Although it guarantees its integrity and its persistence in the evolution of time, it does not deny the Constitution the need for possible changes, the expression of “pouvoir constituant”. On the contrary, it reduces the risk of the breakdown of the whole structure. Therefore, by stabilizing the route through which the Constitution is modified, the process of constitutional revision would be able to guarantee relative stability of constitutional rules and avoid the political fragility of the text (as long as political power does not violate the rules for amending). In respect of the identity of the Constitution – a symbol of the history, culture and conflicts of a country, a people and a system of reference, not least the judicial procedures on which all that is based – the values and principles contained in it represent the “fundamental core”, a “limit” to revisionary zeal.

“This debate in substantial measure concerns the limits on the authority of constitutional interpreters, whether judges or others. It was Marshall, of course, who in Marbury v. Madison had defined the importance of a written constitution … as consisting in the specification of powers (and limits) of the government. The problem, of course, is how we decide disputes about what the ‘writing’ actually means.”21

The revision of the constitutional text intervenes on the socio-political scene to upset the harmony and the stability of a set of rules recognized up to that moment as constitutional dictate. On the one hand, the amended constitutional text breaks away from the passing of time (legal, social and political changes), and is subject exclusively to the sovereign power of the original Constitution. These Fundamental Rules are inflexible and difficult to change, and must run the life of the state with their unconditional force. They cannot be changed by the elected powers, they can only be modified in particular circumstances.22

On the other hand, the revision can be seen as politically legitimized by the dominant power in a particular moment in history in which there may be a sense of threat to the stability of the system. Therefore, the meaning given to the Constitution and the values which emerge from it will not be those of the dominant political parties in that moment of history. Considering constitutional revision, procedures are needed to integrate future generations into the Constitution, adapting it to cultural change or organizing these changes over a reasonable period of time. Failures of revision must also be analysed by taking into account their cultural principles, of particular importance in Italy today. Innovation predominates but it must not sacrifice the conservation of the identity of a Constitution, identifiable through its “pro aeternitate” clauses and through reference to the elements of a democratic constitutional state.23

Constitutional revision is at risk of being reduced to “mere fiction”, without any political legitimacy and breaking away from the social processes that allow the Constitution to be more than written rules. In the second case, “pouvoir constituant” – limited by time and space – legitimizes the revision and thus gains historical continuity. In this way, a certain stability is guaranteed for the democratic legitimacy of the constitutional system without diminishing the idea of continuity that was present until that moment.

→ **Tasks to carry out**:
1. Copy the passage on constitutional revision word for word, starting at "Although it guarantees" and ending at "to revisionary zeal.".
2. Answer these questions using the passage on constitutional revision:
(a) What does the passage say the values and principles contained in the Constitution represent?
(b) According to the quotation, in which case did Marshall define the importance of a written constitution?
(c) In which country does the passage say cultural principles are of particular importance today?

→ **Dataset rows**:
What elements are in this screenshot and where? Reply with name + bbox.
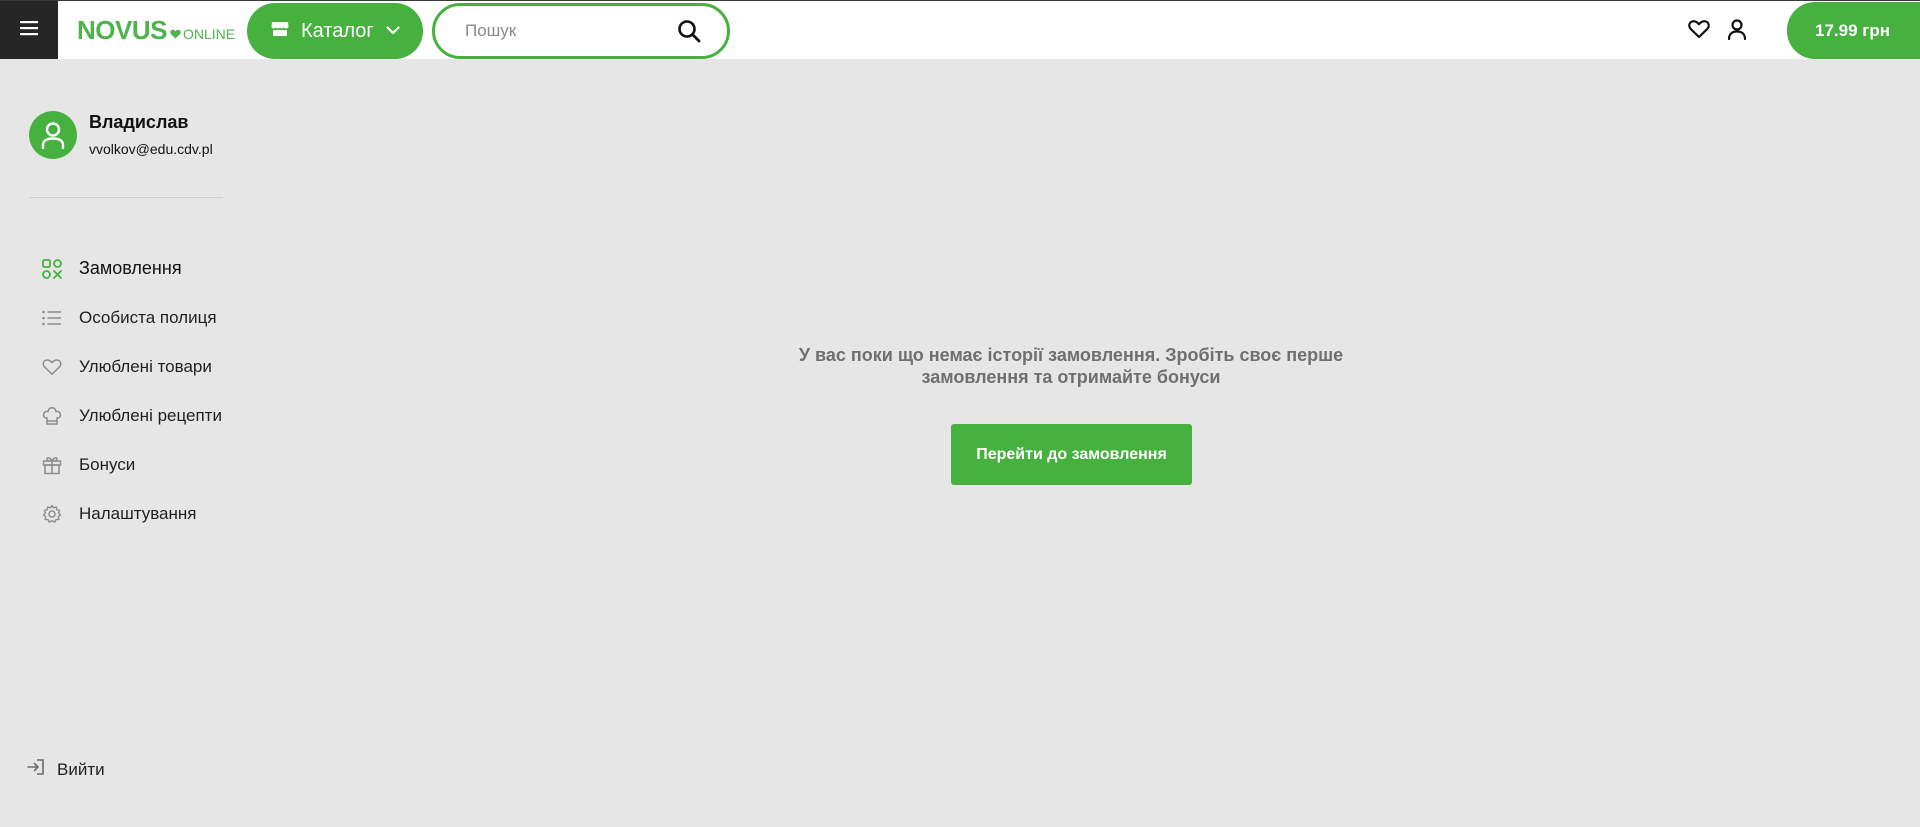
logo-heart-icon xyxy=(170,26,181,44)
logout-button[interactable]: Вийти xyxy=(27,758,105,781)
user-icon[interactable] xyxy=(1727,19,1747,45)
search-input[interactable] xyxy=(465,21,665,41)
avatar xyxy=(29,111,77,159)
gift-icon xyxy=(41,454,63,476)
sidebar-nav: Замовлення Особиста полиця Улюблені това… xyxy=(41,244,231,538)
sidebar-divider xyxy=(29,197,223,198)
logout-label: Вийти xyxy=(57,759,105,779)
logo-subtext: ONLINE xyxy=(182,26,236,42)
sidebar-item-personal-shelf[interactable]: Особиста полиця xyxy=(41,293,231,342)
menu-icon xyxy=(20,20,38,41)
chef-hat-icon xyxy=(41,405,63,427)
sidebar-item-favorite-products[interactable]: Улюблені товари xyxy=(41,342,231,391)
cart-button[interactable]: 17.99 грн xyxy=(1787,2,1920,59)
profile-email: vvolkov@edu.cdv.pl xyxy=(89,141,213,157)
sidebar-item-label: Замовлення xyxy=(79,258,182,278)
store-icon xyxy=(271,21,289,42)
catalog-button[interactable]: Каталог xyxy=(247,3,423,59)
novus-logo[interactable]: NOVUS ONLINE xyxy=(77,15,235,45)
heart-icon[interactable] xyxy=(1688,19,1710,44)
search-icon[interactable] xyxy=(677,19,701,48)
sidebar-item-bonuses[interactable]: Бонуси xyxy=(41,440,231,489)
sidebar-item-label: Особиста полиця xyxy=(79,307,217,327)
top-header: NOVUS ONLINE Каталог 17.99 грн xyxy=(0,0,1920,59)
cart-total: 17.99 грн xyxy=(1815,20,1890,40)
orders-icon xyxy=(41,258,63,280)
sidebar-item-orders[interactable]: Замовлення xyxy=(41,244,231,293)
catalog-label: Каталог xyxy=(301,19,374,42)
list-icon xyxy=(41,307,63,329)
sidebar-item-label: Бонуси xyxy=(79,454,136,474)
heart-icon xyxy=(41,356,63,378)
sidebar-item-label: Улюблені товари xyxy=(79,356,212,376)
empty-orders-message: У вас поки що немає історії замовлення. … xyxy=(798,345,1344,387)
sidebar-item-label: Улюблені рецепти xyxy=(79,405,222,425)
sidebar-item-favorite-recipes[interactable]: Улюблені рецепти xyxy=(41,391,231,440)
sidebar-item-settings[interactable]: Налаштування xyxy=(41,489,231,538)
sidebar-item-label: Налаштування xyxy=(79,503,197,523)
logo-text: NOVUS xyxy=(77,15,167,45)
profile-name: Владислав xyxy=(89,112,189,132)
gear-icon xyxy=(41,503,63,525)
logout-icon xyxy=(27,758,45,781)
chevron-down-icon xyxy=(386,22,400,40)
search-box xyxy=(432,3,730,59)
menu-button[interactable] xyxy=(0,1,58,59)
go-to-order-button[interactable]: Перейти до замовлення xyxy=(951,424,1192,485)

→ **Answers provided**:
1.
Although it guarantees its integrity and its persistence in the evolution of time, it does not deny the Constitution the need for possible changes, the expression of “pouvoir constituant”. On the contrary, it reduces the risk of the breakdown of the whole structure. Therefore, by stabilizing the route through which the Constitution is modified, the process of constitutional revision would be able to guarantee relative stability of constitutional rules and avoid the political fragility of the text (as long as political power does not violate the rules for amending). In respect of the identity of the Constitution – a symbol of the history, culture and conflicts of a country, a people and a system of reference, not least the judicial procedures on which all that is based – the values and principles contained in it represent the “fundamental core”, a “limit” to revisionary zeal.

2.
(a) The "fundamental core," a "limit" to revisionary zeal.
(b) Marbury v. Madison.
(c) Italy.